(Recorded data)
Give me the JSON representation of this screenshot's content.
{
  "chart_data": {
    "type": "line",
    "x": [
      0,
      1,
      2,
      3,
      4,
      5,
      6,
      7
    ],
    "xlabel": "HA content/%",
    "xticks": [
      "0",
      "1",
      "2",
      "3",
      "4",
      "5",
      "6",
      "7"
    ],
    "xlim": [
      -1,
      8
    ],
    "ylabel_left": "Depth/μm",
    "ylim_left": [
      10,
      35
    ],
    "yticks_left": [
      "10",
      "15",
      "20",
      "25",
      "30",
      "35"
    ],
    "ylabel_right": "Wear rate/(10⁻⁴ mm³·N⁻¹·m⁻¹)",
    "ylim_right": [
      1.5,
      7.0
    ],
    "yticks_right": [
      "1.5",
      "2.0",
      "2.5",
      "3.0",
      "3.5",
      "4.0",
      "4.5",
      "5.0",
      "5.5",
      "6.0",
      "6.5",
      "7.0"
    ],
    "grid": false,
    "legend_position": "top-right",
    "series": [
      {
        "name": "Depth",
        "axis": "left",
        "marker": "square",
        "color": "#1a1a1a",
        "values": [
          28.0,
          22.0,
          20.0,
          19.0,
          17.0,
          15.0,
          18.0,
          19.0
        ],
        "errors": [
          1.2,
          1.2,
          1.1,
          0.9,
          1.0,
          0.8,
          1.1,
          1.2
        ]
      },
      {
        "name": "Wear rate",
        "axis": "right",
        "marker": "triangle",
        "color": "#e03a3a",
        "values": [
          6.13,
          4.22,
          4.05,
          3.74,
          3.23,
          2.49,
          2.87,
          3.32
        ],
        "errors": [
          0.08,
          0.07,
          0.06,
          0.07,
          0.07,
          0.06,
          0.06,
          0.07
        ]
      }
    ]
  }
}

_AIM_: Write out every entry exactly as given.

_TASK OUTPUT_:
Give me the JSON representation of this screenshot's content.
{
  "chart_data": {
    "type": "line",
    "x": [
      0,
      1,
      2,
      3,
      4,
      5,
      6,
      7
    ],
    "xlabel": "HA content/%",
    "xticks": [
      "0",
      "1",
      "2",
      "3",
      "4",
      "5",
      "6",
      "7"
    ],
    "xlim": [
      -1,
      8
    ],
    "ylabel_left": "Depth/μm",
    "ylim_left": [
      10,
      35
    ],
    "yticks_left": [
      "10",
      "15",
      "20",
      "25",
      "30",
      "35"
    ],
    "ylabel_right": "Wear rate/(10⁻⁴ mm³·N⁻¹·m⁻¹)",
    "ylim_right": [
      1.5,
      7.0
    ],
    "yticks_right": [
      "1.5",
      "2.0",
      "2.5",
      "3.0",
      "3.5",
      "4.0",
      "4.5",
      "5.0",
      "5.5",
      "6.0",
      "6.5",
      "7.0"
    ],
    "grid": false,
    "legend_position": "top-right",
    "series": [
      {
        "name": "Depth",
        "axis": "left",
        "marker": "square",
        "color": "#1a1a1a",
        "values": [
          28.0,
          22.0,
          20.0,
          19.0,
          17.0,
          15.0,
          18.0,
          19.0
        ],
        "errors": [
          1.2,
          1.2,
          1.1,
          0.9,
          1.0,
          0.8,
          1.1,
          1.2
        ]
      },
      {
        "name": "Wear rate",
        "axis": "right",
        "marker": "triangle",
        "color": "#e03a3a",
        "values": [
          6.13,
          4.22,
          4.05,
          3.74,
          3.23,
          2.49,
          2.87,
          3.32
        ],
        "errors": [
          0.08,
          0.07,
          0.06,
          0.07,
          0.07,
          0.06,
          0.06,
          0.07
        ]
      }
    ]
  }
}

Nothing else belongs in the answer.